• [What you are asked to do] Identify each line below that contains the word "image", and copy it out.

(Data entries)
%%
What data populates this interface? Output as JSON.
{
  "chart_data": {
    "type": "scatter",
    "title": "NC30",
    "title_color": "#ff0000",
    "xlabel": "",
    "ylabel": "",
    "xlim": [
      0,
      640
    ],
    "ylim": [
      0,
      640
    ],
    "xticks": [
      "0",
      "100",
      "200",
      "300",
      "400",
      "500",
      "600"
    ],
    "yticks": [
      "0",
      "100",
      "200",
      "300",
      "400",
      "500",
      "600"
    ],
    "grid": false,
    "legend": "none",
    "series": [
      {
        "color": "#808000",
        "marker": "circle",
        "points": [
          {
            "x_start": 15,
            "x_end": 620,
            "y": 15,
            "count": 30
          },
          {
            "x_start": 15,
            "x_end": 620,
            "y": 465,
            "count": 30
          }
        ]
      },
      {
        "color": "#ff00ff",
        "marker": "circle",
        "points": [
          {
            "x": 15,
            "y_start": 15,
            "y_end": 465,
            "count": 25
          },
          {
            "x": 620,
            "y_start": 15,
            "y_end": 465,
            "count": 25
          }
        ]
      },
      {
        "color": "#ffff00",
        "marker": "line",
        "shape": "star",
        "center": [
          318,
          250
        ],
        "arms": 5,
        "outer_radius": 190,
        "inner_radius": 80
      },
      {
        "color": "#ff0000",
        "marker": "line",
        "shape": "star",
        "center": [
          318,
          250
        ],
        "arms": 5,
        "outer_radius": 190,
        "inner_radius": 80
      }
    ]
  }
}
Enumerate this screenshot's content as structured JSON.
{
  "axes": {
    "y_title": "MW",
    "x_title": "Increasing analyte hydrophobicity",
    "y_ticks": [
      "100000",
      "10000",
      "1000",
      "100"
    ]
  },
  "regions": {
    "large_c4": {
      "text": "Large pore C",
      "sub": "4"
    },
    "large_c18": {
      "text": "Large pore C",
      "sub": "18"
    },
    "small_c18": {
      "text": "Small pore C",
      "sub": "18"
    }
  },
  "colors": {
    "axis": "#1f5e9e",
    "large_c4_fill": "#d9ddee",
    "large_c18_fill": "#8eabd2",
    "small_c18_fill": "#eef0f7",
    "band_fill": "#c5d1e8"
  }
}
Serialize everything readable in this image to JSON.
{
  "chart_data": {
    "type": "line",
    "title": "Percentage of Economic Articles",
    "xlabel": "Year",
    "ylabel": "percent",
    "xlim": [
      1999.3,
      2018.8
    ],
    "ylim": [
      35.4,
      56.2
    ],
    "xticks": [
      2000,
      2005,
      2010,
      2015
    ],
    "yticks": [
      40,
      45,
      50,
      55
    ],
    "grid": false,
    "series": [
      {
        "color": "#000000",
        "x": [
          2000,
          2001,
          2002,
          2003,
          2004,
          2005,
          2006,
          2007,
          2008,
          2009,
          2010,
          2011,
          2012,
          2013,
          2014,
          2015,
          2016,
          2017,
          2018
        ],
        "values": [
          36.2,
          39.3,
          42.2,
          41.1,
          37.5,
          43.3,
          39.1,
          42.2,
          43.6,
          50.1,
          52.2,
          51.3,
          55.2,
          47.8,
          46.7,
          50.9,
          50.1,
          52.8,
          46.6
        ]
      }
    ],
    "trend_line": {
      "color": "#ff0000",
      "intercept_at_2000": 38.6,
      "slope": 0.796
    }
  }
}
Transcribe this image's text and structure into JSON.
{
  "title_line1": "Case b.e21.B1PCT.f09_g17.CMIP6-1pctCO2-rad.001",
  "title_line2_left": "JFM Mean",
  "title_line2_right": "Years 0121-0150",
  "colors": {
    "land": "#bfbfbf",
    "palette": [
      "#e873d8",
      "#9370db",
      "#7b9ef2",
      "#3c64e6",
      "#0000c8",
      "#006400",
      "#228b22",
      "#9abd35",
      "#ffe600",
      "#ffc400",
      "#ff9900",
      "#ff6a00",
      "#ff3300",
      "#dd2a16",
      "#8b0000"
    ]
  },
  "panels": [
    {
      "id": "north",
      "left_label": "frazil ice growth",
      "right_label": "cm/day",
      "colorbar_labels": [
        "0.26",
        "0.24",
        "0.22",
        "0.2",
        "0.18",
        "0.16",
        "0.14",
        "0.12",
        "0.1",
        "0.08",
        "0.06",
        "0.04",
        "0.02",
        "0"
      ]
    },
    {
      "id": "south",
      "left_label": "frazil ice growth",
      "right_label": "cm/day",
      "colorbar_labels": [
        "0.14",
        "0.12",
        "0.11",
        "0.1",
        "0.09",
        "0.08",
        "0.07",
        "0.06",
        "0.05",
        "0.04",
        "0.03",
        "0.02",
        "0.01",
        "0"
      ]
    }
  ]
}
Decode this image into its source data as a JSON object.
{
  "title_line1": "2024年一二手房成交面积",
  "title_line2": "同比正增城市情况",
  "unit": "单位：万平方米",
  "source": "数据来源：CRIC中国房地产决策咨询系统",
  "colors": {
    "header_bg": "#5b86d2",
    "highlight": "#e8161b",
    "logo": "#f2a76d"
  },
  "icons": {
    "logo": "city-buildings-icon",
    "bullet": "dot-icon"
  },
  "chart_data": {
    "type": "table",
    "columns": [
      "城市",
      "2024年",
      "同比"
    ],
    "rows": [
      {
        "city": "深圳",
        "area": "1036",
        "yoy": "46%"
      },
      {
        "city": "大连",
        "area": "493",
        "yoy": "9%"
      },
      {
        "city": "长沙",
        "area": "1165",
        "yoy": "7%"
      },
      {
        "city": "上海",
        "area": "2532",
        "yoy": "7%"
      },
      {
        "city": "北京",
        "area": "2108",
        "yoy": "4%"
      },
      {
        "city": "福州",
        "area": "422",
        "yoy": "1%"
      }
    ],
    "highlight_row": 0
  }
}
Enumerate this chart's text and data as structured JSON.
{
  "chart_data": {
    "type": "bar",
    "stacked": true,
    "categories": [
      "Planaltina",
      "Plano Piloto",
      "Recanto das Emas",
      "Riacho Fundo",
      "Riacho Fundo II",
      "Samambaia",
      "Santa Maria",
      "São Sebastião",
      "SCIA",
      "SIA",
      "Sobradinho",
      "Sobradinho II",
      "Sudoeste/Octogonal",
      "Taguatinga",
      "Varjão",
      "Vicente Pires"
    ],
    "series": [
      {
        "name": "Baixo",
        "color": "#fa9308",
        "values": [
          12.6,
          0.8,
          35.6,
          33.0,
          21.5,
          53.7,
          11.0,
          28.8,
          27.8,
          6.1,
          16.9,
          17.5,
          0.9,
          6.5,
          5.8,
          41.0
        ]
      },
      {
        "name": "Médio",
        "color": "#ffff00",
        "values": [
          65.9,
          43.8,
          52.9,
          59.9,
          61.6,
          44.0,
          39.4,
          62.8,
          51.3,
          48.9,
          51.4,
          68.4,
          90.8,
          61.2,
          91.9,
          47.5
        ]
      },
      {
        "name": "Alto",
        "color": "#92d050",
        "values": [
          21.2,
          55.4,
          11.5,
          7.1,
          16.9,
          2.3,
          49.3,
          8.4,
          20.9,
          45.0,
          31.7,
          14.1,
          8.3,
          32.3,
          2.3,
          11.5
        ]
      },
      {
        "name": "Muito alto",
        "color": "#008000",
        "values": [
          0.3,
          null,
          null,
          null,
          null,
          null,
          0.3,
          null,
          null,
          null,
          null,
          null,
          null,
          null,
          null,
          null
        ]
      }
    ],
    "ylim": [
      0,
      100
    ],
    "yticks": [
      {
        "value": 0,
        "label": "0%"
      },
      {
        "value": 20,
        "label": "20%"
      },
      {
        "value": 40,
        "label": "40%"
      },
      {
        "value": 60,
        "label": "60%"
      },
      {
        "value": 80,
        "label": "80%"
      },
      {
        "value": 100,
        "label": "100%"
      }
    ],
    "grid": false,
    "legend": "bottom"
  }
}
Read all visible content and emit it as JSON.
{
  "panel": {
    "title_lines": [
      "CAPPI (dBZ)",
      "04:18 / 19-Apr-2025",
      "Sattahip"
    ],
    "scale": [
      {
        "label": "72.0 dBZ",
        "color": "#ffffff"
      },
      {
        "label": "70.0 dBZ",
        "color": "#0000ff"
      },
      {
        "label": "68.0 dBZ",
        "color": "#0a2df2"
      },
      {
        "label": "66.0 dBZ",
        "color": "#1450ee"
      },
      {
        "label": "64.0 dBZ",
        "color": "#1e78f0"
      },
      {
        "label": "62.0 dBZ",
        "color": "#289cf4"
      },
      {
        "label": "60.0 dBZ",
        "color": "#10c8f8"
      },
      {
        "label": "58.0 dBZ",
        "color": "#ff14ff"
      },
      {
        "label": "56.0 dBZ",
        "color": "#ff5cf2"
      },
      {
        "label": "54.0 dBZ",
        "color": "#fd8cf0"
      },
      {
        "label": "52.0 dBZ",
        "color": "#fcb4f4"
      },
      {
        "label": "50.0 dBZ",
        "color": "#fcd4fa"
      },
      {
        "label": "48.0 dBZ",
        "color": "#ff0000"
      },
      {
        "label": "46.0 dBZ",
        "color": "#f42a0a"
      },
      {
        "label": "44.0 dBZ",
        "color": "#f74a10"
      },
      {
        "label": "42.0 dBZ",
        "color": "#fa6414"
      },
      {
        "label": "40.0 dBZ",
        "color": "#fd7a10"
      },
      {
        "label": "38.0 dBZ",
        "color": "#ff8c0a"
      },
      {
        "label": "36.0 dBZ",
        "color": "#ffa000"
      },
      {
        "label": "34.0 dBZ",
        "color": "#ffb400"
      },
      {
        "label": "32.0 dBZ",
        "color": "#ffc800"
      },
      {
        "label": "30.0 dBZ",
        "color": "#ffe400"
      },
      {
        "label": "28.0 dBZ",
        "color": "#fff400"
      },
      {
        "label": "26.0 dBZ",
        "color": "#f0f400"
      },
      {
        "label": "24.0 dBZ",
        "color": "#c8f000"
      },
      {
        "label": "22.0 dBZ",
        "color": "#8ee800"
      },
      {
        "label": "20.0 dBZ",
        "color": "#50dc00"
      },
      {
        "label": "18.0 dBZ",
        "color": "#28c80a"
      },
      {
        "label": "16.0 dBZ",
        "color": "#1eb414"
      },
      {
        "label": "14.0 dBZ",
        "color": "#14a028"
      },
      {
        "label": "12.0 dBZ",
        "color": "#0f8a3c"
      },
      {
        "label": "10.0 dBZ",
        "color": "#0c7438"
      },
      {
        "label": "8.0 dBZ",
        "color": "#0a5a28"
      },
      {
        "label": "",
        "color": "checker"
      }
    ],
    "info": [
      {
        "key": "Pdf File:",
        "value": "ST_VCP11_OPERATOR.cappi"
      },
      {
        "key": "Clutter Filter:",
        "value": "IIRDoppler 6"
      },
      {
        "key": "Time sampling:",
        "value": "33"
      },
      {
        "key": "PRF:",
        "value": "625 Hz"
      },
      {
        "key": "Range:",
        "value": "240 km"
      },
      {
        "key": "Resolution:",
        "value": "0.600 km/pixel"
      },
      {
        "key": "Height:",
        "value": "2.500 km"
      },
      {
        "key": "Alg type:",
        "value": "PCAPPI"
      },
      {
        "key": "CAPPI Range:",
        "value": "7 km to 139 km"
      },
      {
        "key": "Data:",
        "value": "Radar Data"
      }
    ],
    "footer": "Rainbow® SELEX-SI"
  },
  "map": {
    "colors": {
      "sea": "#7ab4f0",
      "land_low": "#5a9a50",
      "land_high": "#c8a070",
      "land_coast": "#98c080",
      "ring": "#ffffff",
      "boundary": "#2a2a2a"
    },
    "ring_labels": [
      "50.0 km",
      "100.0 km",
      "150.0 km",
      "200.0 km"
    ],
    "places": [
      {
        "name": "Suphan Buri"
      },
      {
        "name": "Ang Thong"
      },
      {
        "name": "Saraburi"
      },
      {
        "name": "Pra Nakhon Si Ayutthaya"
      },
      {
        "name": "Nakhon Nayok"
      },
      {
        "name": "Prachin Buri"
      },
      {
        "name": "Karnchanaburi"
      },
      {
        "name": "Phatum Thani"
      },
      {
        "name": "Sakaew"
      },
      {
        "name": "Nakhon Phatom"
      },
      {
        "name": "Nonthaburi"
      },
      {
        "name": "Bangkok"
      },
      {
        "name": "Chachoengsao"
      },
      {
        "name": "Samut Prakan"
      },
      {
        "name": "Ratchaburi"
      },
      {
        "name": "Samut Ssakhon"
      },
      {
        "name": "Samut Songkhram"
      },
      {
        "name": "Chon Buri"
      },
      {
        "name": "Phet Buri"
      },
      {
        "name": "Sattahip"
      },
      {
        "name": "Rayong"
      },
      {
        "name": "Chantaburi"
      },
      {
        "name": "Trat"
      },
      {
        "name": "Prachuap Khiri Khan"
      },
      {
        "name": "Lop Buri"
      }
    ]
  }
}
%%
• [Correct output]
Serialize everything readable in this image to JSON.
Transcribe this image's text and structure into JSON.
Decode this image into its source data as a JSON object.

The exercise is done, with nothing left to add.